**Listed records:**

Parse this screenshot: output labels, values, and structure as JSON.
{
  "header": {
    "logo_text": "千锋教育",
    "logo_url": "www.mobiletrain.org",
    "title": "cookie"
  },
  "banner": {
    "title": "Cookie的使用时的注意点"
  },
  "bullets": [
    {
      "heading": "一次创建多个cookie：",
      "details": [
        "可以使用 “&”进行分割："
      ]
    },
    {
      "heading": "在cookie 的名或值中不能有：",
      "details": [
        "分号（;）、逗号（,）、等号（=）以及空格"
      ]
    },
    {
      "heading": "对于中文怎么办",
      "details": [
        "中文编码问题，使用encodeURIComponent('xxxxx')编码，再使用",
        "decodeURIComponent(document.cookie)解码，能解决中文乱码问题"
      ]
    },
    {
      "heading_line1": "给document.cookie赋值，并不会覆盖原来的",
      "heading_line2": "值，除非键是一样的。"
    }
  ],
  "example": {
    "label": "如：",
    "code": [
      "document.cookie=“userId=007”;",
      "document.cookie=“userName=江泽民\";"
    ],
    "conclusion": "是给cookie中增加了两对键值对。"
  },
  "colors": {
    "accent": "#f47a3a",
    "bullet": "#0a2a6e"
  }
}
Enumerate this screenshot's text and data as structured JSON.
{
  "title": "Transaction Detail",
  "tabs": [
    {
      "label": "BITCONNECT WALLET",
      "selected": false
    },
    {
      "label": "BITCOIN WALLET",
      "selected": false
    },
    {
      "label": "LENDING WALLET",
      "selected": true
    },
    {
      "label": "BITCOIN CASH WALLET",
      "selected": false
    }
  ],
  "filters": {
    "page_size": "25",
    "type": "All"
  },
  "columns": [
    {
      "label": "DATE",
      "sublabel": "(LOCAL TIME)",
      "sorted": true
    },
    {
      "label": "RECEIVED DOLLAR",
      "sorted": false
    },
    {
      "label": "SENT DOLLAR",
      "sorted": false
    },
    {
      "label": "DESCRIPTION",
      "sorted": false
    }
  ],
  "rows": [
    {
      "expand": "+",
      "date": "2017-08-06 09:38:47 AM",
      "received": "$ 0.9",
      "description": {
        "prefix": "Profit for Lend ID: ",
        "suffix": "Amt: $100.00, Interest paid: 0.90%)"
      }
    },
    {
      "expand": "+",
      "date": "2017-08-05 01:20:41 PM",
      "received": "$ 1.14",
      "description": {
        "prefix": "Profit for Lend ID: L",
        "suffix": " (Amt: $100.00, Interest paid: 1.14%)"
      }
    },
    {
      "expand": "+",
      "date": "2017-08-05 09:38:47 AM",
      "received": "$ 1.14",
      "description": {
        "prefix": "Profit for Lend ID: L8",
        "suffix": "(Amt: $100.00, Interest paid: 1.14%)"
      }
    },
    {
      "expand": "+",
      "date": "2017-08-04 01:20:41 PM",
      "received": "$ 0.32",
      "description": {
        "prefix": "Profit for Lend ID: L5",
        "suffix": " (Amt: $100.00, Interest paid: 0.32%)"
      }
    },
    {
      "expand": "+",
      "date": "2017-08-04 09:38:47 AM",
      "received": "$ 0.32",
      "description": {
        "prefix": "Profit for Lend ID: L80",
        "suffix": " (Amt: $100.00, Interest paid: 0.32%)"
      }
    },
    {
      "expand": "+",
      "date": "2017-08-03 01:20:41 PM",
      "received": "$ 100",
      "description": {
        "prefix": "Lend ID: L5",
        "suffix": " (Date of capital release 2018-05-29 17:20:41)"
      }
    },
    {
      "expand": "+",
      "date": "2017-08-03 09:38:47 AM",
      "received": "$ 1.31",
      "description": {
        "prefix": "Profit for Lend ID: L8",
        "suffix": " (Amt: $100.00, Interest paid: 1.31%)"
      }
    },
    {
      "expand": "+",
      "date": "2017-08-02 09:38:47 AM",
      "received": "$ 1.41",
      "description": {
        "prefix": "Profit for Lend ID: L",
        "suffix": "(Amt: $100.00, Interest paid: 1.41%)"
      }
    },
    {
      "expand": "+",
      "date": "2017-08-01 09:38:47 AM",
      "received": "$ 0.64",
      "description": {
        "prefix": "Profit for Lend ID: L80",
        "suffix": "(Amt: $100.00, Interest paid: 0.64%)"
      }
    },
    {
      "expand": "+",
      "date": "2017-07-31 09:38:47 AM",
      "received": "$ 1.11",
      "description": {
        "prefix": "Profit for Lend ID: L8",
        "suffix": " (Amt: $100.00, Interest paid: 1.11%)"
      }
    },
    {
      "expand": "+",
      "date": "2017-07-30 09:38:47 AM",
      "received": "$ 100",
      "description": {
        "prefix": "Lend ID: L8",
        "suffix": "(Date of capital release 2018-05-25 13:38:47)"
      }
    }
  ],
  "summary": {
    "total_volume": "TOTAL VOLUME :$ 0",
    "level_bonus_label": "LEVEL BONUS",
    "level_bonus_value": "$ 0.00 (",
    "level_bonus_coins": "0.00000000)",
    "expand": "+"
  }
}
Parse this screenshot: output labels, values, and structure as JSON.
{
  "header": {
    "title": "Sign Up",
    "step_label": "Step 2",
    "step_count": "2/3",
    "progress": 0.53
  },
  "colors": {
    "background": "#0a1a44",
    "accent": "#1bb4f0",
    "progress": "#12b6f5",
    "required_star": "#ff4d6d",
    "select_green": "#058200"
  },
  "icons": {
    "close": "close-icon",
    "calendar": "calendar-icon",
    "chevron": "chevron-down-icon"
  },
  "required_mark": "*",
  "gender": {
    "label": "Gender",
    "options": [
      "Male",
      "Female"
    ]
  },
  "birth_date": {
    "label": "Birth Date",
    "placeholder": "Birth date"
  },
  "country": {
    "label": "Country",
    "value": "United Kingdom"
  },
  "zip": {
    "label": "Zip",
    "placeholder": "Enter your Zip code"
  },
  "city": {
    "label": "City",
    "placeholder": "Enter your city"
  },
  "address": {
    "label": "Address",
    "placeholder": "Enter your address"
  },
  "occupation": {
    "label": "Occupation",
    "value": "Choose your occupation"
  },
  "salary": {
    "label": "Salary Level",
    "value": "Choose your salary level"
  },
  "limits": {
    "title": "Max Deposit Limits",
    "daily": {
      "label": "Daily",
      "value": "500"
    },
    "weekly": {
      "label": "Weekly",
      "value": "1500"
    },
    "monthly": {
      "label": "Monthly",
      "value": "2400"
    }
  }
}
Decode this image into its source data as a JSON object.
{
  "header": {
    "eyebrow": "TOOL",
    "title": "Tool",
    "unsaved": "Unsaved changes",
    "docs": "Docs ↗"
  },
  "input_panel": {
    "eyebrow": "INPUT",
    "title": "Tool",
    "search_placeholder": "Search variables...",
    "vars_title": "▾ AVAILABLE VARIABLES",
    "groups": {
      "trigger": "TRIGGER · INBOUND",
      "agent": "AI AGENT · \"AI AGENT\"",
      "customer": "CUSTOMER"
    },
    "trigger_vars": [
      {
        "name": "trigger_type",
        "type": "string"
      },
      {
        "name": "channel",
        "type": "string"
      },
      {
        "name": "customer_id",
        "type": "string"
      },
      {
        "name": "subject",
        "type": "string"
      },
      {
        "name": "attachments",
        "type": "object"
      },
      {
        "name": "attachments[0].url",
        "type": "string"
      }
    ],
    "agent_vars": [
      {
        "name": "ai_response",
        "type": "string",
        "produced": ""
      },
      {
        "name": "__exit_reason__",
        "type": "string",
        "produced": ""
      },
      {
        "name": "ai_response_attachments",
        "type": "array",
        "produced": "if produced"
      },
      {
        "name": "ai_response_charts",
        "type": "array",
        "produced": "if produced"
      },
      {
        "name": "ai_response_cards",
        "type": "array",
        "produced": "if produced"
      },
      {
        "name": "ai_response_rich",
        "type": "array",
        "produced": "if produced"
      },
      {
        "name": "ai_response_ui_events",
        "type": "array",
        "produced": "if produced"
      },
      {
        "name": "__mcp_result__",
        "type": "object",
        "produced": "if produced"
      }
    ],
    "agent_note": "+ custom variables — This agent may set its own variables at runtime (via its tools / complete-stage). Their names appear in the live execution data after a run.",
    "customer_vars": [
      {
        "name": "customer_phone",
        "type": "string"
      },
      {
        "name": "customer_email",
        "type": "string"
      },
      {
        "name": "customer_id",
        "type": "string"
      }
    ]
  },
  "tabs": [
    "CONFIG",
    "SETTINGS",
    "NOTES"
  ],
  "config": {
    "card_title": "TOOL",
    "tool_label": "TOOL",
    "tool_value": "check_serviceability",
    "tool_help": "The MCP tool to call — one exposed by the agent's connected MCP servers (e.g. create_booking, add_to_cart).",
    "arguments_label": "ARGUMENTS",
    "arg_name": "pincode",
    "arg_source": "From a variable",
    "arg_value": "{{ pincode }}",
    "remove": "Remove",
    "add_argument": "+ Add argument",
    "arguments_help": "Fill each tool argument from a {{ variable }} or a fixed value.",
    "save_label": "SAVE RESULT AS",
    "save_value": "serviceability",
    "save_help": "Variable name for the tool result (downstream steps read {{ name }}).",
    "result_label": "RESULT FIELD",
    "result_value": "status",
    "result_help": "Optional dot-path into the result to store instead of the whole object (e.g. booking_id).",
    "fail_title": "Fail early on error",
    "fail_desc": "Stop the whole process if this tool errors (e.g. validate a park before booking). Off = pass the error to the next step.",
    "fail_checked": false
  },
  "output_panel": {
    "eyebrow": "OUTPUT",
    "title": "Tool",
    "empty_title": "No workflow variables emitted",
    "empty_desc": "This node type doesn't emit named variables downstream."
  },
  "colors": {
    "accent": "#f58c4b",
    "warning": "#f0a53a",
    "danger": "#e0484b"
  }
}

**Direction:**
Identify which lines contain the word "JSON" and copy each one.

**Result for this exercise:**
Parse this screenshot: output labels, values, and structure as JSON.
Enumerate this screenshot's text and data as structured JSON.
Parse this screenshot: output labels, values, and structure as JSON.
Decode this image into its source data as a JSON object.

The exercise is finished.